Which lines in the records below contain the word "landing", with case mattering? Pull out each of those lines.

====== Records provided

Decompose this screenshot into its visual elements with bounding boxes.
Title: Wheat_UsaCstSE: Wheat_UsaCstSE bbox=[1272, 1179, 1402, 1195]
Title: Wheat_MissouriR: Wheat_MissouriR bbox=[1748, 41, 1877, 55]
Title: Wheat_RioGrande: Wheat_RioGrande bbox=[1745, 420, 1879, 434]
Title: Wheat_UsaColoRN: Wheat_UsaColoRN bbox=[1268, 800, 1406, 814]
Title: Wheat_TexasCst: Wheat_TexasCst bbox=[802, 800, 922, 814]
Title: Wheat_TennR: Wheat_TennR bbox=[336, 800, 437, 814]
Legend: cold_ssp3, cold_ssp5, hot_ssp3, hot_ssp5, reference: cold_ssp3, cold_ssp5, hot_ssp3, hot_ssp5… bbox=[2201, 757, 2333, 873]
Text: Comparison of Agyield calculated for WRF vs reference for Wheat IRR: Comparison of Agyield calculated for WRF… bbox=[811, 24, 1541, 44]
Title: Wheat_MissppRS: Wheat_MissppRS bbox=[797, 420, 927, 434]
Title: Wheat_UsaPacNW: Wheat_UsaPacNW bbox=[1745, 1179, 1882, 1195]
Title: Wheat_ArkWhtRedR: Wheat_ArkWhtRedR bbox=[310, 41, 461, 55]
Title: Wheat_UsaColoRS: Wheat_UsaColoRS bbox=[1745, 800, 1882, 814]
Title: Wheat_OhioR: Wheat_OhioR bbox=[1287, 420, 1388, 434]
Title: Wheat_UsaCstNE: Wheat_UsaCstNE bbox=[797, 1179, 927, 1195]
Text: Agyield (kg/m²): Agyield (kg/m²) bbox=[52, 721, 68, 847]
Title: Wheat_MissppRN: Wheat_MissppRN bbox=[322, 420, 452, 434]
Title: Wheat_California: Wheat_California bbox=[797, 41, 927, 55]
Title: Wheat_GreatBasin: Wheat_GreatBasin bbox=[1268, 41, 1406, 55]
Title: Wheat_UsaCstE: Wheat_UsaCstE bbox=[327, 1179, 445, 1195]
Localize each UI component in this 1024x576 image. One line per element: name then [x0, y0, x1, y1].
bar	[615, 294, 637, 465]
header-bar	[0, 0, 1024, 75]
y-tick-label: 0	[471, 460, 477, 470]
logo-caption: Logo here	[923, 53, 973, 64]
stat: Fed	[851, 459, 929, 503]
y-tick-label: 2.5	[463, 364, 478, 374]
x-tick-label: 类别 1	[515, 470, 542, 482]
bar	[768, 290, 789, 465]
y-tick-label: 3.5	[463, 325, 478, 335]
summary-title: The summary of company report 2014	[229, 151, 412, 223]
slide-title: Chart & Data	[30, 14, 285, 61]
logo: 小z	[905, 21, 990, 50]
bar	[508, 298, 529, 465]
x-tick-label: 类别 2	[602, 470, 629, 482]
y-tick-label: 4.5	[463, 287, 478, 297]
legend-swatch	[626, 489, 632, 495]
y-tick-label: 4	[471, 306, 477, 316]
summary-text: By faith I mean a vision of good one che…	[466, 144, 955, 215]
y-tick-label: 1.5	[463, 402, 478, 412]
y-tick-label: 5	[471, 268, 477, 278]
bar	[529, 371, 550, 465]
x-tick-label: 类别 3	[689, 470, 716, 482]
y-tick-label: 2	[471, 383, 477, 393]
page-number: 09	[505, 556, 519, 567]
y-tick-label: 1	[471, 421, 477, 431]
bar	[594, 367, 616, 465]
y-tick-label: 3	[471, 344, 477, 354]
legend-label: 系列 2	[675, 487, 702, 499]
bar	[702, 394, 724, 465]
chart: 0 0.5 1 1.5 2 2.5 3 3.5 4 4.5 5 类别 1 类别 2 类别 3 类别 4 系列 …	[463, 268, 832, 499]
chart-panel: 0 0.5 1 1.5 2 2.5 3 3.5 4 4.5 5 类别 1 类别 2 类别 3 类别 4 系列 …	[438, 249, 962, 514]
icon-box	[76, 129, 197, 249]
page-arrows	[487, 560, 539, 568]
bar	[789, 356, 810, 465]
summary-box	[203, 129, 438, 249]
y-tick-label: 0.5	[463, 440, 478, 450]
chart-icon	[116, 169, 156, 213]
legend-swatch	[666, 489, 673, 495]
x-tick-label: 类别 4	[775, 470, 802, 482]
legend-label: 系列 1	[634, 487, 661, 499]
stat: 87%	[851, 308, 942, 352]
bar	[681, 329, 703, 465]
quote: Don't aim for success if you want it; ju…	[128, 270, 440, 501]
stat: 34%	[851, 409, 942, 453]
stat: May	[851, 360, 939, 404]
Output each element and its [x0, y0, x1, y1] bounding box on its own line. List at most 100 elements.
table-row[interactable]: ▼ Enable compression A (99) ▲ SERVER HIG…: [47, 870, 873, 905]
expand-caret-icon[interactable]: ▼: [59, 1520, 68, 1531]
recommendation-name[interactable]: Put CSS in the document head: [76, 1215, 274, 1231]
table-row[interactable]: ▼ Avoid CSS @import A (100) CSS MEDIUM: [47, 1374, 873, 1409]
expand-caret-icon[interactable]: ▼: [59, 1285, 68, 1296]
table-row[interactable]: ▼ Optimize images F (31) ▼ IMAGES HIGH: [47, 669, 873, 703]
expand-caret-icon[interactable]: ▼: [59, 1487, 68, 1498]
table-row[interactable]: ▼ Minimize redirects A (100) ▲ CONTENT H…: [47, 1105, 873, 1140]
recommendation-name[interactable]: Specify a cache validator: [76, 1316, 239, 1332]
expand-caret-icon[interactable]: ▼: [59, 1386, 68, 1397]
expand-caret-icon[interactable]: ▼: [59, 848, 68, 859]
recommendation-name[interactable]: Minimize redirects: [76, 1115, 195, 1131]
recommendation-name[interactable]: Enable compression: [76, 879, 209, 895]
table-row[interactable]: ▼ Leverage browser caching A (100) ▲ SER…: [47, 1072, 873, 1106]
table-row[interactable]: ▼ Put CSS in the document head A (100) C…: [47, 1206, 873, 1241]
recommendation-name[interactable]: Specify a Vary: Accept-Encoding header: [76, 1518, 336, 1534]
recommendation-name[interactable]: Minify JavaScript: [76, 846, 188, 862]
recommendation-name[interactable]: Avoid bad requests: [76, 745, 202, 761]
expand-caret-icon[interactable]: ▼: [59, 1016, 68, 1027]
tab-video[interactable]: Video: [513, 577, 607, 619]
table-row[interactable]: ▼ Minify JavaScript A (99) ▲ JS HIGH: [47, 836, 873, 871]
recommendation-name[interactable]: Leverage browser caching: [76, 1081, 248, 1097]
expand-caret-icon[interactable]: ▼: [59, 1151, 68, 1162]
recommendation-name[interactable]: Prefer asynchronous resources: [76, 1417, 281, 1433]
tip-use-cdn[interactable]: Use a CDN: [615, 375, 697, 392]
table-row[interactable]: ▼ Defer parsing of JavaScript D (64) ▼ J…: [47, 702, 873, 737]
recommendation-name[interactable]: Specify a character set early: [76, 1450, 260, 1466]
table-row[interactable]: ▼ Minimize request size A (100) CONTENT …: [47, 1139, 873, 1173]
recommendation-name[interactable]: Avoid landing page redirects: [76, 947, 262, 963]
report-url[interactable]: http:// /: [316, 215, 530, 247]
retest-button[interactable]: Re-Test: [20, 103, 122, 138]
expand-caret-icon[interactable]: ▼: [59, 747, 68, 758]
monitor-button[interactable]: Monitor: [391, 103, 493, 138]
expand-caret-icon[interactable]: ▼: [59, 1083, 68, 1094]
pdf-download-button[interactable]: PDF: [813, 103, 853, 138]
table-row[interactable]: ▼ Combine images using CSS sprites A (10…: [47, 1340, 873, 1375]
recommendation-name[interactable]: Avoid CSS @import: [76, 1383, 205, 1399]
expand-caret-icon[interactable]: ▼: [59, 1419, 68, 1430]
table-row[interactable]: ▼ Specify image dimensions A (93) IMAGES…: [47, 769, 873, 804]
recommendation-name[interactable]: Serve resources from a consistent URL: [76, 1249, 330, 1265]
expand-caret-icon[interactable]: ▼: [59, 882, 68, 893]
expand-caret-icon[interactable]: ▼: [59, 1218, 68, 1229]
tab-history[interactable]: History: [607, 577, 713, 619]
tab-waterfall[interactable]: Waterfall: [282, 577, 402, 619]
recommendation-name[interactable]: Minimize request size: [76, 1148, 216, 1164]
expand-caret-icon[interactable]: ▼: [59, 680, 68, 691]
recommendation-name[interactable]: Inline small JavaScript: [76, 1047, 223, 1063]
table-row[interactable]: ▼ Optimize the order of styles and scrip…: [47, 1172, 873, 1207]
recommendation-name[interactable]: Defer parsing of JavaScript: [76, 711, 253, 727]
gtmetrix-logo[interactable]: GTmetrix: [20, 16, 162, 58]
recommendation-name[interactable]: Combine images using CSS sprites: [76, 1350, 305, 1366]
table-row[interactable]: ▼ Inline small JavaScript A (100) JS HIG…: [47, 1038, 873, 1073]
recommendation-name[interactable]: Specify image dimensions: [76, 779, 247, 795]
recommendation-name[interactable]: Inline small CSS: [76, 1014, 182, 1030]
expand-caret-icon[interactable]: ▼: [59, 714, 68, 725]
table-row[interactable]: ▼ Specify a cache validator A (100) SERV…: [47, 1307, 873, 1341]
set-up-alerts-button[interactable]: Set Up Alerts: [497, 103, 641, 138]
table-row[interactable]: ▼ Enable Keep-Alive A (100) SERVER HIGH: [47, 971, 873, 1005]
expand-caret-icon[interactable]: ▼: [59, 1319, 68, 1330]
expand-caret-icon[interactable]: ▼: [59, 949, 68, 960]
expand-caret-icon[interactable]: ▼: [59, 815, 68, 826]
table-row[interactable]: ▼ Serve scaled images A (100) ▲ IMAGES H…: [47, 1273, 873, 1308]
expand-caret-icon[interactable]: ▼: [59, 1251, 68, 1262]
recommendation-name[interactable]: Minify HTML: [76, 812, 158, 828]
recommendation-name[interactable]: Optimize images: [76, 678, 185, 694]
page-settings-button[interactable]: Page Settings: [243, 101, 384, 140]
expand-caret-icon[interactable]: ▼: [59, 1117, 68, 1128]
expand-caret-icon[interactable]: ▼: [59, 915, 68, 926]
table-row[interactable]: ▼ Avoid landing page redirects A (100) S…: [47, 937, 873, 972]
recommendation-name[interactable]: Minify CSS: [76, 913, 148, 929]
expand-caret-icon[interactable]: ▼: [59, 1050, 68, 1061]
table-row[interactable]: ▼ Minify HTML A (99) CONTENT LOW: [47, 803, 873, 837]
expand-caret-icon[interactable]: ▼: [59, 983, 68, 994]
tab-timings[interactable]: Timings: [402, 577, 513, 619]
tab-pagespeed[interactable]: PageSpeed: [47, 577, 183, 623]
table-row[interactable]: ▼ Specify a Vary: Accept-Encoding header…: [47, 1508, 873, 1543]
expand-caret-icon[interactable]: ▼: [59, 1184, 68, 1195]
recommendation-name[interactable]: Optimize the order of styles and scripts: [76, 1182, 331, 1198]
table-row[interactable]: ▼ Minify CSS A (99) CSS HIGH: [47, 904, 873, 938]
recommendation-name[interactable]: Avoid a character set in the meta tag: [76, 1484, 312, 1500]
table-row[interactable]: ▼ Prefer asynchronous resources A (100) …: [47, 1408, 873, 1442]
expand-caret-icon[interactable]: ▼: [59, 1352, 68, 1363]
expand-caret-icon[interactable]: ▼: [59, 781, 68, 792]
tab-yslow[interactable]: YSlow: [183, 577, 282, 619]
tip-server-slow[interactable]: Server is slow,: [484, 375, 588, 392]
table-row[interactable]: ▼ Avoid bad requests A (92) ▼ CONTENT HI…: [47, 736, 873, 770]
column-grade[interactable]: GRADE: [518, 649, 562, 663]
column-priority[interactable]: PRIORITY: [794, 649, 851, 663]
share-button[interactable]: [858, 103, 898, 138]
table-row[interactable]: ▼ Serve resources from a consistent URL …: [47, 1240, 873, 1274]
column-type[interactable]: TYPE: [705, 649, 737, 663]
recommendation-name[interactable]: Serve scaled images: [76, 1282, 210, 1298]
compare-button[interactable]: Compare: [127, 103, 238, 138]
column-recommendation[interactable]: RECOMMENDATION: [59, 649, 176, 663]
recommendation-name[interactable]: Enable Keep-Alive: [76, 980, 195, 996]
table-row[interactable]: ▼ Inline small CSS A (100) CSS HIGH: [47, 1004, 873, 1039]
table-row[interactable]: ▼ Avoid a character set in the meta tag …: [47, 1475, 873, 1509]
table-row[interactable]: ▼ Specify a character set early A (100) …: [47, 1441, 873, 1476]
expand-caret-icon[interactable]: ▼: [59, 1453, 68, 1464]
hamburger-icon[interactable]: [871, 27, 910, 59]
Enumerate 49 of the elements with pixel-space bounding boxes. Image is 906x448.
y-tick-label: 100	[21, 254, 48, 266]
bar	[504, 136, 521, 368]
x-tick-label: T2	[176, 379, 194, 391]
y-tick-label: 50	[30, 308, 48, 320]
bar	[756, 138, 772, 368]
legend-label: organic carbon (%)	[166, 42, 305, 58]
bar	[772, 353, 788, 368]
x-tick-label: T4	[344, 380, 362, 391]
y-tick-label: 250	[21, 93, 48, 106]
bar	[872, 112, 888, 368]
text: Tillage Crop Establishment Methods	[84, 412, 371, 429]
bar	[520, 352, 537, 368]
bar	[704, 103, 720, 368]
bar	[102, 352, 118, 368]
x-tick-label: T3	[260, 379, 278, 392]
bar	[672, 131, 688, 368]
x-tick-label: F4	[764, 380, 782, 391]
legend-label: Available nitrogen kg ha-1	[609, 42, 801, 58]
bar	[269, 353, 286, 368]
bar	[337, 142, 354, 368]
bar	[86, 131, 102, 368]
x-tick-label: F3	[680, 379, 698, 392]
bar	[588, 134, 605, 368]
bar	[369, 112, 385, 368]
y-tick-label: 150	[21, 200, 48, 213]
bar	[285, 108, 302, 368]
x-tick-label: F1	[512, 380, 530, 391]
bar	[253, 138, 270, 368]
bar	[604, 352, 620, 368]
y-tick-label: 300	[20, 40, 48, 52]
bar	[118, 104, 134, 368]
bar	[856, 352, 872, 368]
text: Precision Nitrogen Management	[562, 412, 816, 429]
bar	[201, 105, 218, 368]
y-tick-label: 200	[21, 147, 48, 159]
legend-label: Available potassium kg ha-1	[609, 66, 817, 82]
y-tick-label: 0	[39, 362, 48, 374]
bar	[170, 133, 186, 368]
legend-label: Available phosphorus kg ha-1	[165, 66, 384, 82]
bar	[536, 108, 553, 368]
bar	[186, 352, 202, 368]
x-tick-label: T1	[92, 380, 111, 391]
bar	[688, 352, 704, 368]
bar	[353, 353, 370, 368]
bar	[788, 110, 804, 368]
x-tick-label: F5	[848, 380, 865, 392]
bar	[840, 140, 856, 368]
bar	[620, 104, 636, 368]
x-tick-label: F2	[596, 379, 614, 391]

============

• _In response_:
recommendation-name[interactable]: Avoid landing page redirects: [76, 947, 262, 963]
table-row[interactable]: ▼ Avoid landing page redirects A (100) S…: [47, 937, 873, 972]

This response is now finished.